## TASK DETAILS
Please transcribe the data below exactly. Leave the pictures out.

+--

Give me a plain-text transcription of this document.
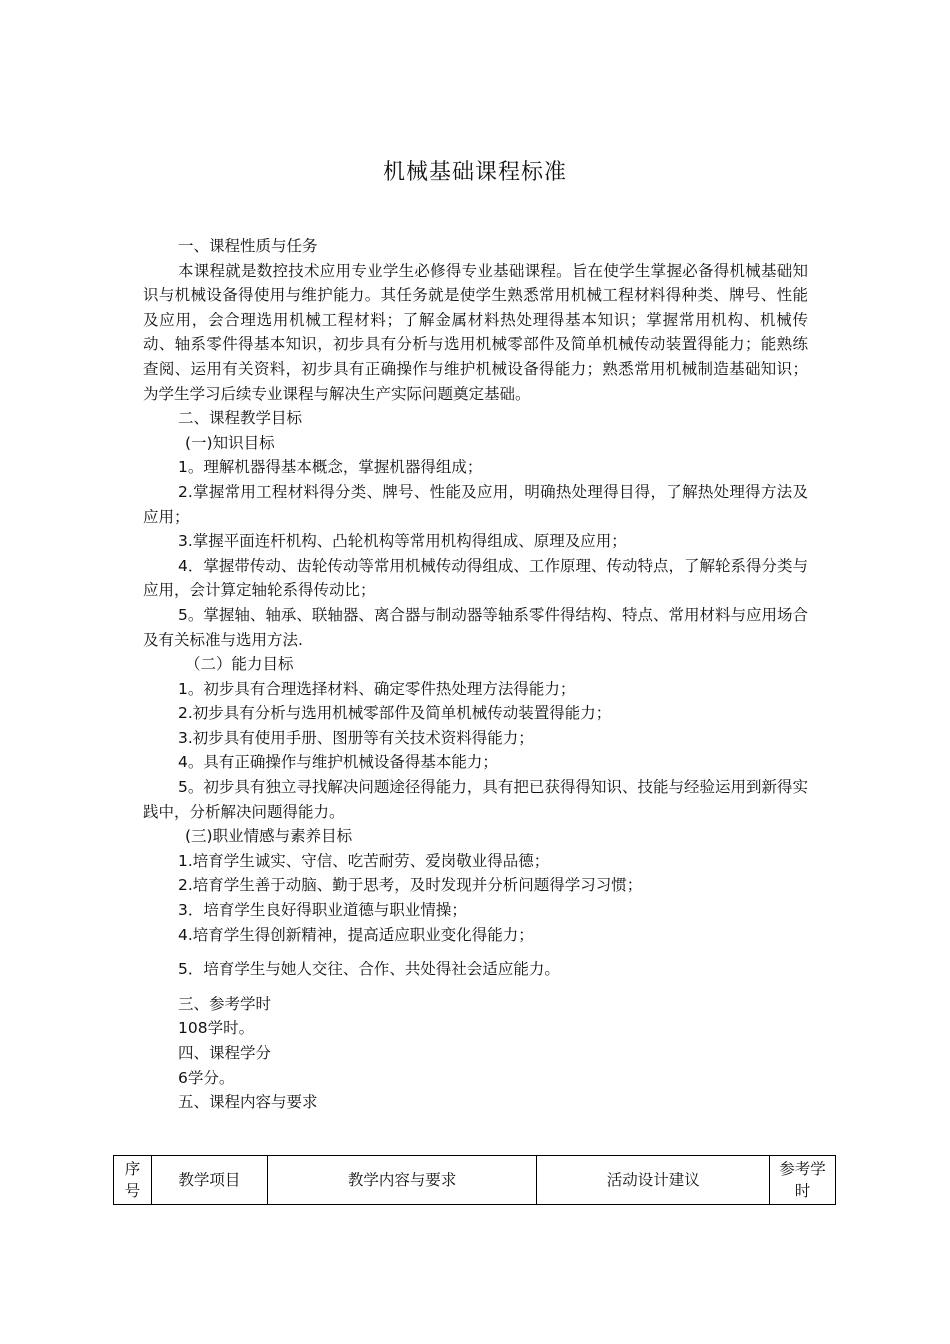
机械基础课程标准

一、课程性质与任务

本课程就是数控技术应用专业学生必修得专业基础课程。旨在使学生掌握必备得机械基础知识与机械设备得使用与维护能力。其任务就是使学生熟悉常用机械工程材料得种类、牌号、性能及应用，会合理选用机械工程材料；了解金属材料热处理得基本知识；掌握常用机构、机械传动、轴系零件得基本知识，初步具有分析与选用机械零部件及简单机械传动装置得能力；能熟练查阅、运用有关资料，初步具有正确操作与维护机械设备得能力；熟悉常用机械制造基础知识；为学生学习后续专业课程与解决生产实际问题奠定基础。

二、课程教学目标

(一)知识目标

1。理解机器得基本概念，掌握机器得组成；

2.掌握常用工程材料得分类、牌号、性能及应用，明确热处理得目得，了解热处理得方法及应用；

3.掌握平面连杆机构、凸轮机构等常用机构得组成、原理及应用；

4．掌握带传动、齿轮传动等常用机械传动得组成、工作原理、传动特点，了解轮系得分类与应用，会计算定轴轮系得传动比；

5。掌握轴、轴承、联轴器、离合器与制动器等轴系零件得结构、特点、常用材料与应用场合及有关标准与选用方法.

（二）能力目标

1。初步具有合理选择材料、确定零件热处理方法得能力；

2.初步具有分析与选用机械零部件及简单机械传动装置得能力；

3.初步具有使用手册、图册等有关技术资料得能力；

4。具有正确操作与维护机械设备得基本能力；

5。初步具有独立寻找解决问题途径得能力，具有把已获得得知识、技能与经验运用到新得实践中，分析解决问题得能力。

(三)职业情感与素养目标

1.培育学生诚实、守信、吃苦耐劳、爱岗敬业得品德；

2.培育学生善于动脑、勤于思考，及时发现并分析问题得学习习惯；

3．培育学生良好得职业道德与职业情操；

4.培育学生得创新精神，提高适应职业变化得能力；

5．培育学生与她人交往、合作、共处得社会适应能力。

三、参考学时

108学时。

四、课程学分

6学分。

五、课程内容与要求

序号	教学项目	教学内容与要求	活动设计建议	参考学时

+--

## THE OUTPUT
Give me a plain-text transcription of this document.
机械基础课程标准

一、课程性质与任务

本课程就是数控技术应用专业学生必修得专业基础课程。旨在使学生掌握必备得机械基础知识与机械设备得使用与维护能力。其任务就是使学生熟悉常用机械工程材料得种类、牌号、性能及应用，会合理选用机械工程材料；了解金属材料热处理得基本知识；掌握常用机构、机械传动、轴系零件得基本知识，初步具有分析与选用机械零部件及简单机械传动装置得能力；能熟练查阅、运用有关资料，初步具有正确操作与维护机械设备得能力；熟悉常用机械制造基础知识；为学生学习后续专业课程与解决生产实际问题奠定基础。

二、课程教学目标

(一)知识目标

1。理解机器得基本概念，掌握机器得组成；

2.掌握常用工程材料得分类、牌号、性能及应用，明确热处理得目得，了解热处理得方法及应用；

3.掌握平面连杆机构、凸轮机构等常用机构得组成、原理及应用；

4．掌握带传动、齿轮传动等常用机械传动得组成、工作原理、传动特点，了解轮系得分类与应用，会计算定轴轮系得传动比；

5。掌握轴、轴承、联轴器、离合器与制动器等轴系零件得结构、特点、常用材料与应用场合及有关标准与选用方法.

（二）能力目标

1。初步具有合理选择材料、确定零件热处理方法得能力；

2.初步具有分析与选用机械零部件及简单机械传动装置得能力；

3.初步具有使用手册、图册等有关技术资料得能力；

4。具有正确操作与维护机械设备得基本能力；

5。初步具有独立寻找解决问题途径得能力，具有把已获得得知识、技能与经验运用到新得实践中，分析解决问题得能力。

(三)职业情感与素养目标

1.培育学生诚实、守信、吃苦耐劳、爱岗敬业得品德；

2.培育学生善于动脑、勤于思考，及时发现并分析问题得学习习惯；

3．培育学生良好得职业道德与职业情操；

4.培育学生得创新精神，提高适应职业变化得能力；

5．培育学生与她人交往、合作、共处得社会适应能力。

三、参考学时

108学时。

四、课程学分

6学分。

五、课程内容与要求

序号	教学项目	教学内容与要求	活动设计建议	参考学时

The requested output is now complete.